- **EXERCISE DATA**:
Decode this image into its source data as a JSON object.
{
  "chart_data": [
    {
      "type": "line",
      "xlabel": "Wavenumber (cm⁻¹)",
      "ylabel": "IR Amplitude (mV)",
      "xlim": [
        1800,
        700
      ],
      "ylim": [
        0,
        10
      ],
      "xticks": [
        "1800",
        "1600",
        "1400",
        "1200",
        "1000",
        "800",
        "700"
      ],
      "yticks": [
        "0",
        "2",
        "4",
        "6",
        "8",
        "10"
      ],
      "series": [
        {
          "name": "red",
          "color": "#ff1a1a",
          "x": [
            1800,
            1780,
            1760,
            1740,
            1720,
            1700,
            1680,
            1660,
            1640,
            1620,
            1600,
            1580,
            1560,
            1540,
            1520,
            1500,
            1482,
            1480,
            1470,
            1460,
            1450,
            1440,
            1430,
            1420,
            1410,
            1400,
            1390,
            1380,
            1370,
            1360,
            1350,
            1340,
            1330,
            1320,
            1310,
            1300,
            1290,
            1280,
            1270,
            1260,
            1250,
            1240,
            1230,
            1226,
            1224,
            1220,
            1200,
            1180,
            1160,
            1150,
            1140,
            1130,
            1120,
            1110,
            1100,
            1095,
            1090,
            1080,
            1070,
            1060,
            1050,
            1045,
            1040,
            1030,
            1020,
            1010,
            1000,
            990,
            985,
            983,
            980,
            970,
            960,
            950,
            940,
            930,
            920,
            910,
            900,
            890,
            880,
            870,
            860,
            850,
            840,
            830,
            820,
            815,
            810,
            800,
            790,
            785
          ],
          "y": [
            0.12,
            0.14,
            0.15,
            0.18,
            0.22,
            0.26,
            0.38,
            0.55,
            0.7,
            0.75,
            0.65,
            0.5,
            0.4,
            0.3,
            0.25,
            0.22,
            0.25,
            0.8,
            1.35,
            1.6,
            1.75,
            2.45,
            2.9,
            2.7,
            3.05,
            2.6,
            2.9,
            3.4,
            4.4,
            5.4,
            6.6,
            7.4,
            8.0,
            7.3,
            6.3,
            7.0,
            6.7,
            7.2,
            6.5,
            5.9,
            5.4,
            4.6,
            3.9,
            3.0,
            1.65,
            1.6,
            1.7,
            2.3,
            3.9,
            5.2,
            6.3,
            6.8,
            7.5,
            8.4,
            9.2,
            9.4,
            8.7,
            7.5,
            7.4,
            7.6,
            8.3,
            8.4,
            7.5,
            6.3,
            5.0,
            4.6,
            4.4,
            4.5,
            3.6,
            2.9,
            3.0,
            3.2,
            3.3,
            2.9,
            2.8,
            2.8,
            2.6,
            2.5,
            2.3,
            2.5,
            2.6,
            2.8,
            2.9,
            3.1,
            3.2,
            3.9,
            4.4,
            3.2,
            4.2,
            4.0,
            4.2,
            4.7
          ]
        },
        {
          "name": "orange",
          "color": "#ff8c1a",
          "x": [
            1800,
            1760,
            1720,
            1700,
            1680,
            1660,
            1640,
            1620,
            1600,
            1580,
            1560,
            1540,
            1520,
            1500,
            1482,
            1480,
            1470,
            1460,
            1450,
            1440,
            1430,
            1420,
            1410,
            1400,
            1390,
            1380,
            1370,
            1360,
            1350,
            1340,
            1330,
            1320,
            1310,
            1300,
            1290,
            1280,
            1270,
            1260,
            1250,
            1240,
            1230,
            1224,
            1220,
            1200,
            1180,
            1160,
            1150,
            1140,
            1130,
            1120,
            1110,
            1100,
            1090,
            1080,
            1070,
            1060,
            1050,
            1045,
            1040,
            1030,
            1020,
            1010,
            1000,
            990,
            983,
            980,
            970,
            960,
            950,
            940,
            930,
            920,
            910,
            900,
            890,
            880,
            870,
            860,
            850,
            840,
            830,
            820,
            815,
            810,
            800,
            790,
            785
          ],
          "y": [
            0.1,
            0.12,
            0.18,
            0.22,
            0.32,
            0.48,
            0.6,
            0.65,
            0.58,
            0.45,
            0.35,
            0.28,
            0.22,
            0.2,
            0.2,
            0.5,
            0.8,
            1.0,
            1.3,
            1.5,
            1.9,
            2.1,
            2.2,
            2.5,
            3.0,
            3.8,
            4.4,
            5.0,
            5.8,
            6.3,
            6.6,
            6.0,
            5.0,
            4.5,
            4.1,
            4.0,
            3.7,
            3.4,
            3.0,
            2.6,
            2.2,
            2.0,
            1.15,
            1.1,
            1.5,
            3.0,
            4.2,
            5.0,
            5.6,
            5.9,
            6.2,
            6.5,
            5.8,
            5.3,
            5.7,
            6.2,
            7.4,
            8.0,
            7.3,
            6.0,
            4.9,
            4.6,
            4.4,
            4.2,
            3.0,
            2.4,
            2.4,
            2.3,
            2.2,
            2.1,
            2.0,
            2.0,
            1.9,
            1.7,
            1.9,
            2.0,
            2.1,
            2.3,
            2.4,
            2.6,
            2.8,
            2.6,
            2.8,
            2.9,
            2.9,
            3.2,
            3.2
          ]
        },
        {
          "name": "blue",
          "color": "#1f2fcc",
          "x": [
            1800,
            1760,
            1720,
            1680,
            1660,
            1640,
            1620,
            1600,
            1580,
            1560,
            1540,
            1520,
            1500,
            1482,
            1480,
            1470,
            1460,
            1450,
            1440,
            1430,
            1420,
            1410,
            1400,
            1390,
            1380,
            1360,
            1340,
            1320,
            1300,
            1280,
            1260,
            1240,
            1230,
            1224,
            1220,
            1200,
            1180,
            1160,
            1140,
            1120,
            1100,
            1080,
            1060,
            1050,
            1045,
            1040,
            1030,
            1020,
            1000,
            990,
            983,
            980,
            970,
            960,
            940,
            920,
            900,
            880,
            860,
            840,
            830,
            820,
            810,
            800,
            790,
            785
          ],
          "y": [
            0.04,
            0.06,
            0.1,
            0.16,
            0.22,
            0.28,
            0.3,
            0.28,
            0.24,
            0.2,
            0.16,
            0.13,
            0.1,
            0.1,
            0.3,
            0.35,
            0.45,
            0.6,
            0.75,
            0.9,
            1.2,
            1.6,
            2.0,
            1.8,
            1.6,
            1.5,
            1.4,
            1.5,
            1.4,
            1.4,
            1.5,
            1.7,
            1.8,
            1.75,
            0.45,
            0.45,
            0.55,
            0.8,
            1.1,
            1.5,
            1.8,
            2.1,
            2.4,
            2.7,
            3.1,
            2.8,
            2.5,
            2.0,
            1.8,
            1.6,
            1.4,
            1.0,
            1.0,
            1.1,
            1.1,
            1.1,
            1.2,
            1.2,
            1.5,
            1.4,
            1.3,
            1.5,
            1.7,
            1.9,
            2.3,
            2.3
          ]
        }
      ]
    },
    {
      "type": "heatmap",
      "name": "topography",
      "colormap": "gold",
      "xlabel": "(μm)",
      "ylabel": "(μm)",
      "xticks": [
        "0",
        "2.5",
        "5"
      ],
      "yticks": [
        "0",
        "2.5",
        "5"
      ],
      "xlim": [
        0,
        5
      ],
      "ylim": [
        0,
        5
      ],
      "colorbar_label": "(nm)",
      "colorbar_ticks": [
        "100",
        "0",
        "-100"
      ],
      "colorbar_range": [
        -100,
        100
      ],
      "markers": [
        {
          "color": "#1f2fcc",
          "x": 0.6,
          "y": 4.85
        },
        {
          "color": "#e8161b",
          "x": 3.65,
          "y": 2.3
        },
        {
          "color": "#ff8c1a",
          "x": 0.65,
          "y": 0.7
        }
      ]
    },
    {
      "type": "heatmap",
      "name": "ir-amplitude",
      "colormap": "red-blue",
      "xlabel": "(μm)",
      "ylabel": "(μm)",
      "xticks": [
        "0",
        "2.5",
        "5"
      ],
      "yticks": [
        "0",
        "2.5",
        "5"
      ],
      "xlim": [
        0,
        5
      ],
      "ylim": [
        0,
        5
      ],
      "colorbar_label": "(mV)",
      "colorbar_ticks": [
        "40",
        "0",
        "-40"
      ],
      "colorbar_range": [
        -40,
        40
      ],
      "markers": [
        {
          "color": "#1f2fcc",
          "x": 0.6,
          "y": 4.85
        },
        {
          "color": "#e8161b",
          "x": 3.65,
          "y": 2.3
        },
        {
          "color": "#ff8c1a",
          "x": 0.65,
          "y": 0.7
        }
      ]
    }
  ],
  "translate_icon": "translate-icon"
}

- **EXERCISE INSTRUCTIONS**:
Check each line of the records for the string "name" and state how many lines contain it. Give only the number.

- **REPLY TO THE EXERCISE**:
5